[Records from a data source]
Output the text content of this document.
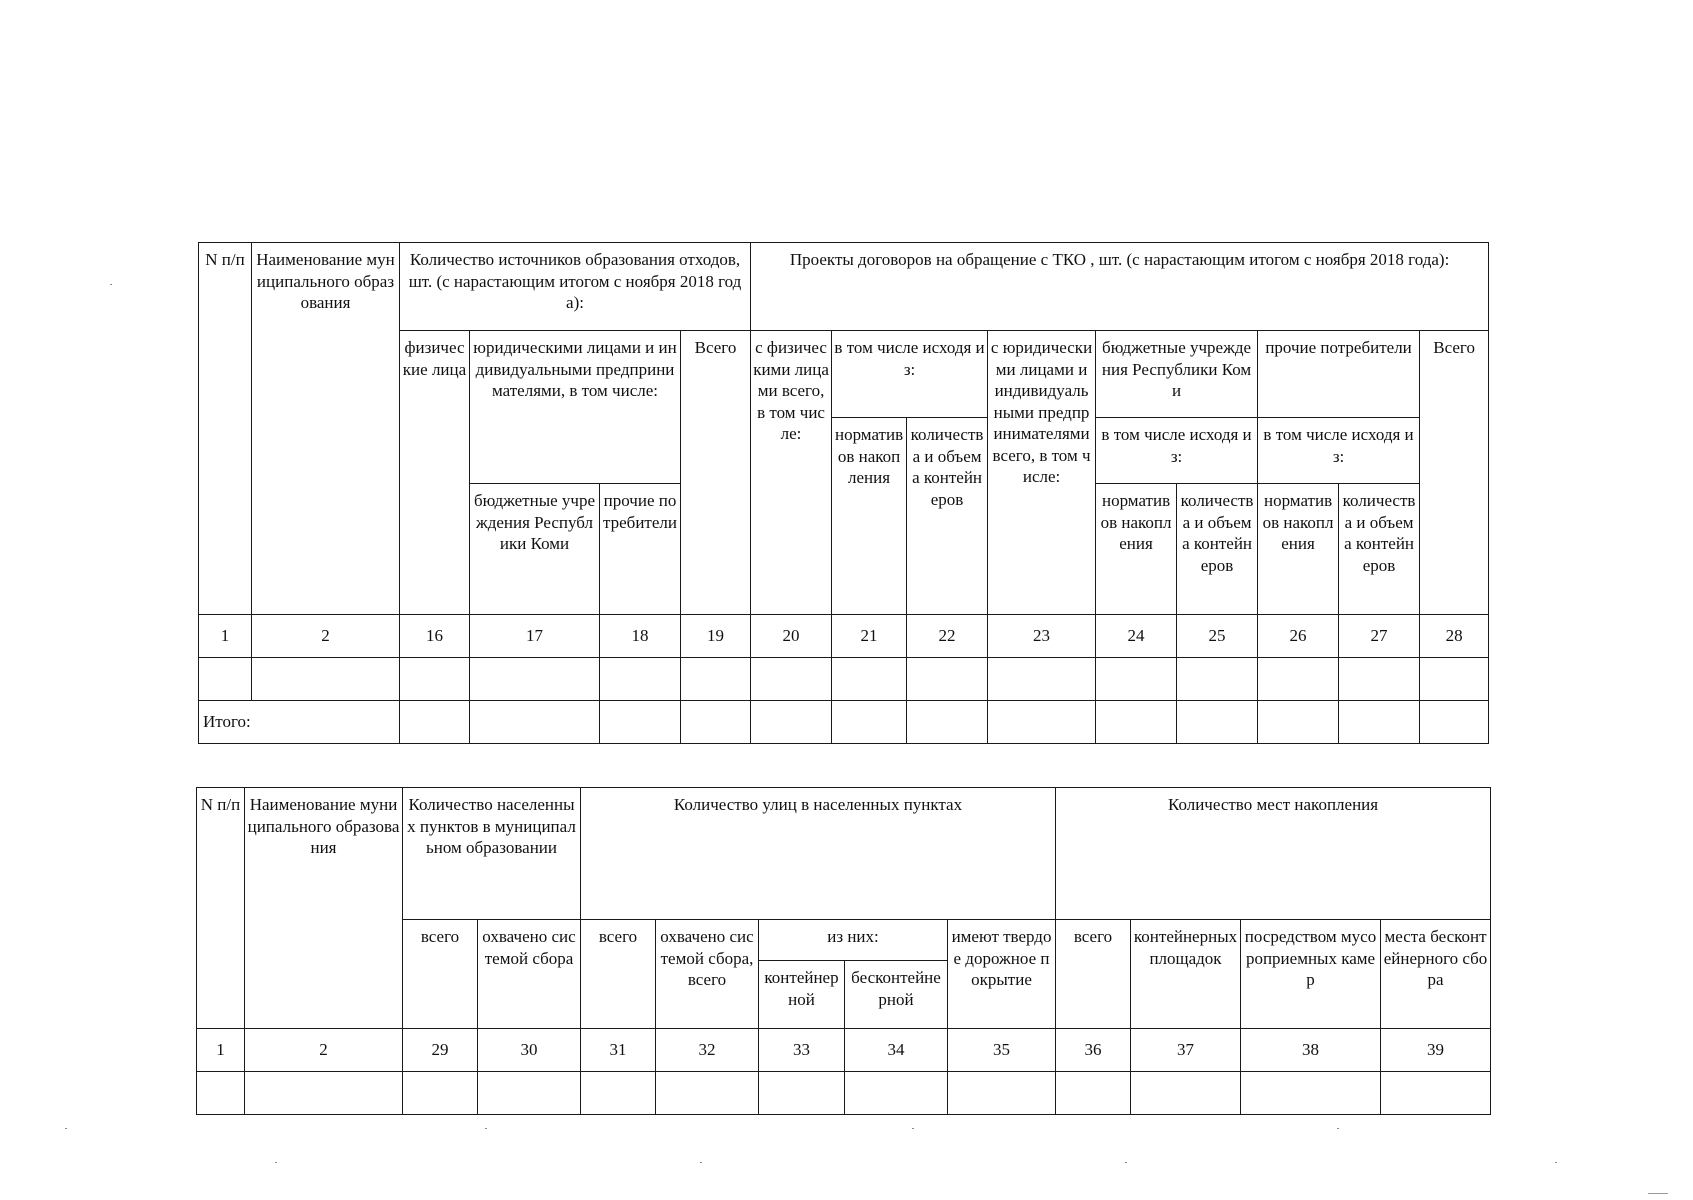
N п/п	Наименование муниципального образования	Количество источников образования отходов, шт. (с нарастающим итогом с ноября 2018 года):				Проекты договоров на обращение с ТКО , шт. (с нарастающим итогом с ноября 2018 года):								
		физические лица	юридическими лицами и индивидуальными предпринимателями, в том числе:		Всего	с физическими лицами всего, в том числе:	в том числе исходя из:		с юридическими лицами и индивидуальными предпринимателями всего, в том числе:	бюджетные учреждения Республики Коми		прочие потребители		Всего
							нормативов накопления	количества и объема контейнеров		в том числе исходя из:		в том числе исходя из:		
			бюджетные учреждения Республики Коми	прочие потребители						нормативов накопления	количества и объема контейнеров	нормативов накопления	количества и объема контейнеров	

1	2	16	17	18	19	20	21	22	23	24	25	26	27	28

Итого:														
N п/п	Наименование муниципального образования	Количество населенных пунктов в муниципальном образовании		Количество улиц в населенных пунктах					Количество мест накопления			
		всего	охвачено системой сбора	всего	охвачено системой сбора, всего	из них:		имеют твердое дорожное покрытие	всего	контейнерных площадок	посредством мусороприемных камер	места бесконтейнерного сбора
						контейнерной	бесконтейнерной					
1	2	29	30	31	32	33	34	35	36	37	38	39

[STATED GOAL]
Only a number is wanted: how many lines contain the word "объема"?

[THE OUTPUT]
2